• **Arbeitsauftrag**
Setzen Sie den Text über das geplante Kantinen- und Residenzfloß im Anschluss an seinen letzten Satz fort.
=== Ausgangsdokument ===
Zunächst bauen wir ein Kantinen- und Residenzfloß. Gemeinsam mit einigen Bewohnerinnen der am Veringkanal gelegenen Notunterkunft möchten wir auf dem Wasser täglich eine Kantine betreiben. Kantinen sind Orte, an denen um die Mittagszeit Menschen zusammenkommen um günstig zu Speisen. Eine öffentliche Kantine ist Raum, in dem ganz unterschiedliche Menschen aufeinandertreffen. Im Sommer 2018 möchten wir dieses Konzept auf dem Archipel bereits testen.
Das Kantinenfloß wird mit zwei kleinen Schlafräumen auch Unterkunft für Residenzgäste. Wir möchten internationale Künstlerinnen einladen, welche zu den Themen Selbstorganisation, alternativen Nutzungen von Wasserflächen, Architektur auf dem Wasser, alternativen Produktionsweisen, commons, usw. arbeiten. Über unsere internationalen Projekte konnten wir Menschen kennenlernen, die ähnlich wie wir arbeiten.
Im Laufe des Jahres 2019 werden wir weitere Flöße bauen. Form und Inhalt stehen zu diesem Zeitpunkt noch nicht fest. Wir erträumen uns, dass bald viele Menschen auf dem Kanal wohnen und arbeiten.
Das Projekt ist niemals abgeschlossen.
=== Bereitgestelltes Material ===
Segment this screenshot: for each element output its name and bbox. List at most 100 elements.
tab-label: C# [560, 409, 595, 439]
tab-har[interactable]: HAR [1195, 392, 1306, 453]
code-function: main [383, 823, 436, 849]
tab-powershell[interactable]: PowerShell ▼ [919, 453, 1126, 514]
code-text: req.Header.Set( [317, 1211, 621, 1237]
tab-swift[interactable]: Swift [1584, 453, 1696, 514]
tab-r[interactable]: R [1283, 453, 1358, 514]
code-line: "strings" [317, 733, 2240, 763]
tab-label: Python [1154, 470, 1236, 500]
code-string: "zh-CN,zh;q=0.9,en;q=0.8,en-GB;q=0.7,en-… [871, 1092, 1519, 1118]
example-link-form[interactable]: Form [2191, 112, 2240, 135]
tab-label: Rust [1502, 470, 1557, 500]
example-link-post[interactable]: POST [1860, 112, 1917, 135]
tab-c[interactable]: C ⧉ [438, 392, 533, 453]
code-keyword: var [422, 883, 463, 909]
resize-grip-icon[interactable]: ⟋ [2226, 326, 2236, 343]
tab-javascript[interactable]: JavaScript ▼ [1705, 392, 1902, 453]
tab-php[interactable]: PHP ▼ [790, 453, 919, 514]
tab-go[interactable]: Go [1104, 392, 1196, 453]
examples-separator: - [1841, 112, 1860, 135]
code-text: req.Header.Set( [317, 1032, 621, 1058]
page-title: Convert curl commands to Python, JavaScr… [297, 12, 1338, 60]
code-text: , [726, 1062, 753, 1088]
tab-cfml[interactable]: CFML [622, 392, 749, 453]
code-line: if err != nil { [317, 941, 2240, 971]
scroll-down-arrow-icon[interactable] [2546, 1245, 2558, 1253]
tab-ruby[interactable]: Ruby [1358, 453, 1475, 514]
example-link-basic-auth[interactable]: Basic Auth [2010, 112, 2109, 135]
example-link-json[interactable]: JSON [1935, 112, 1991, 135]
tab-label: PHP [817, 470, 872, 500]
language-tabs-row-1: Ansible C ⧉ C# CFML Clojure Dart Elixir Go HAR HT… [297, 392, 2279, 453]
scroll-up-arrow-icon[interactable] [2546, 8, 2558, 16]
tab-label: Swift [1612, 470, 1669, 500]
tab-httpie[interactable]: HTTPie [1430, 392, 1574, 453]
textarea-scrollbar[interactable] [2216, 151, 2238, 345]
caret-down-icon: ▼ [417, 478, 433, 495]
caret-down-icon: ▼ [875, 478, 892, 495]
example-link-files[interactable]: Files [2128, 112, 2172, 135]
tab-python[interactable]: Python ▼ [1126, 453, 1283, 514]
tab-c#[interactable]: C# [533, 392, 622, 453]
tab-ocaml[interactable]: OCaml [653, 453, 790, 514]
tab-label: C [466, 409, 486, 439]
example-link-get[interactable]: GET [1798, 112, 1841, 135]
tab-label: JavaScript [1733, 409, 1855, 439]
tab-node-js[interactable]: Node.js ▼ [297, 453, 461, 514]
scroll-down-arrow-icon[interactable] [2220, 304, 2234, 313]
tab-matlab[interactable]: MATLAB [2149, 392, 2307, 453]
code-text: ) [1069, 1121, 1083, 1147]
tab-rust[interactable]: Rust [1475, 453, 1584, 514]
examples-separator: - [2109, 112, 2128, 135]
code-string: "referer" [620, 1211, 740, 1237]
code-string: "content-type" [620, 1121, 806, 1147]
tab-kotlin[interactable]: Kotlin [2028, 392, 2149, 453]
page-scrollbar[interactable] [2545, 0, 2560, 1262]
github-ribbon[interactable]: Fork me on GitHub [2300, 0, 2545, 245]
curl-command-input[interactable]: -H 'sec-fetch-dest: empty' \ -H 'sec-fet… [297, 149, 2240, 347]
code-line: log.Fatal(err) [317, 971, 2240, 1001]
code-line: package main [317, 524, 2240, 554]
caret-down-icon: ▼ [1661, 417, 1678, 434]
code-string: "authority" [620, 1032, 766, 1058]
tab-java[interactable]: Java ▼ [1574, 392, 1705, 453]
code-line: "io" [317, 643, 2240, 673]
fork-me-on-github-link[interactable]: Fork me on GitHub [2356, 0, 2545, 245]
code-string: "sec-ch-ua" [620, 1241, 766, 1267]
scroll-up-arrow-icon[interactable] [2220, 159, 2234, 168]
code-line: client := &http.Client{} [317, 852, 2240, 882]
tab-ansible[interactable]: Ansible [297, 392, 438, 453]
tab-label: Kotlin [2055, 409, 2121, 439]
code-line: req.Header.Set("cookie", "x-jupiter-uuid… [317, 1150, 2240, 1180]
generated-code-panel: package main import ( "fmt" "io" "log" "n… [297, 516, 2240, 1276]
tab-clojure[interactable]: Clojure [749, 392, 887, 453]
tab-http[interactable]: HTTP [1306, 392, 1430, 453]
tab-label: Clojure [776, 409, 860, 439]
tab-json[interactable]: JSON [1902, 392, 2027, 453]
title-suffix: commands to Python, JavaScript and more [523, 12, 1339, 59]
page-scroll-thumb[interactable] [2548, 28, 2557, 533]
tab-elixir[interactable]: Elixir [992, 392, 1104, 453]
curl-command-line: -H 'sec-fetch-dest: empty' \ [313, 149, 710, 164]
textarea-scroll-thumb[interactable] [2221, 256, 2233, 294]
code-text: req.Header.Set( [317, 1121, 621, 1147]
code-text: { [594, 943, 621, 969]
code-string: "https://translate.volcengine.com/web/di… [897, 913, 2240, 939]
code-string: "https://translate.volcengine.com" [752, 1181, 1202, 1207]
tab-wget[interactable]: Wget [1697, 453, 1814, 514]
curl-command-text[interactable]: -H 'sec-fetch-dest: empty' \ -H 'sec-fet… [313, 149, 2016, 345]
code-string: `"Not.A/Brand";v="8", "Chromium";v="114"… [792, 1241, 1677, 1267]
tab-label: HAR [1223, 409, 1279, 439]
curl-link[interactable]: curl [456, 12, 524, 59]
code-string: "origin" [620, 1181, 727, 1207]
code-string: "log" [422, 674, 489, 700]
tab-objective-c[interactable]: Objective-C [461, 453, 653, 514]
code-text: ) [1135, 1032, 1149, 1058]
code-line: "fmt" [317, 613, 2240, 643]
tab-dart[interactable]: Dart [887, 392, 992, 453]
===
• **Lösung**
DIE ERDE WIRD DER SCHÖNSTE PLATZ IM ALL
Vom Raum zur Bewegung / Wünsche
Wir sind viele. Und wir sind stark. Und wir möchten gemeinsam herausfinden, wie wir zusammen leben möchten. Und wir möchten Bedingungen für eine Welt schaffen in der wir alle über unsere gemeinsame Umgebung entscheiden können. Das ist ein Prozess, das geht nicht von jetzt auf gleich. Dieser Prozess hat schon angefangen. So viele von uns machen Filme, Bilder, Musik, Konzerte, Lesungen, Performances, Theater, kochen, erziehen Kinder .... nur sind wir viel zu oft vereinzelnd. Natürlich kennen wir uns und mögen uns. Aber wir werden von denen die jetzt in den machtvollen Positionen sind meist nicht gesehen, nicht gehört, marginalisiert und belächelt.
Also müssen wir Bilder inszenieren, die alle Menschen berühren, auch die, die jetzt formelle Macht haben. Und wir müssen mit denen, die jetzt Entscheidungen treffen, die uns alle was angehen, reden. Wir werden erst handeln, erst einen Raum bauen und ein Bild inszenieren, dann stellen wir Forderungen. Von unser Heterotopie aus haben wir eine machtvolle Position. Wir haben schon etwas geschaffen. Wir haben im Kleinen schon den Beweis, dass eine andere Welt möglich ist. Wenn wir dann dort hingen, wo die formelle Macht ist, und reden, dann wollen wir so ehrlich sein wie wir können und sagen was wir fordern. Wir können konkrete Kritiken am derzeitigen System auch äußern, müssen das aber gar nicht. Wir haben hier einen konkreten Vorschlag, das funktioniert, das können wir jetzt überall so machen.
Wir, die wir sowieso schon an einer anderen Welt arbeiten, kommen zusammen. Und wir werden zusammen Bilder produzieren die alle etwas angehen, um dann den Möglichkeitsraum den wir uns derzeit erarbeiten auf wirklich alle auszuweiten. Zunächst brauchen wir Räume in denen wir uns frei und zwanglos austauschen können. Unser Raum muss wachsen bis alle Platz finden.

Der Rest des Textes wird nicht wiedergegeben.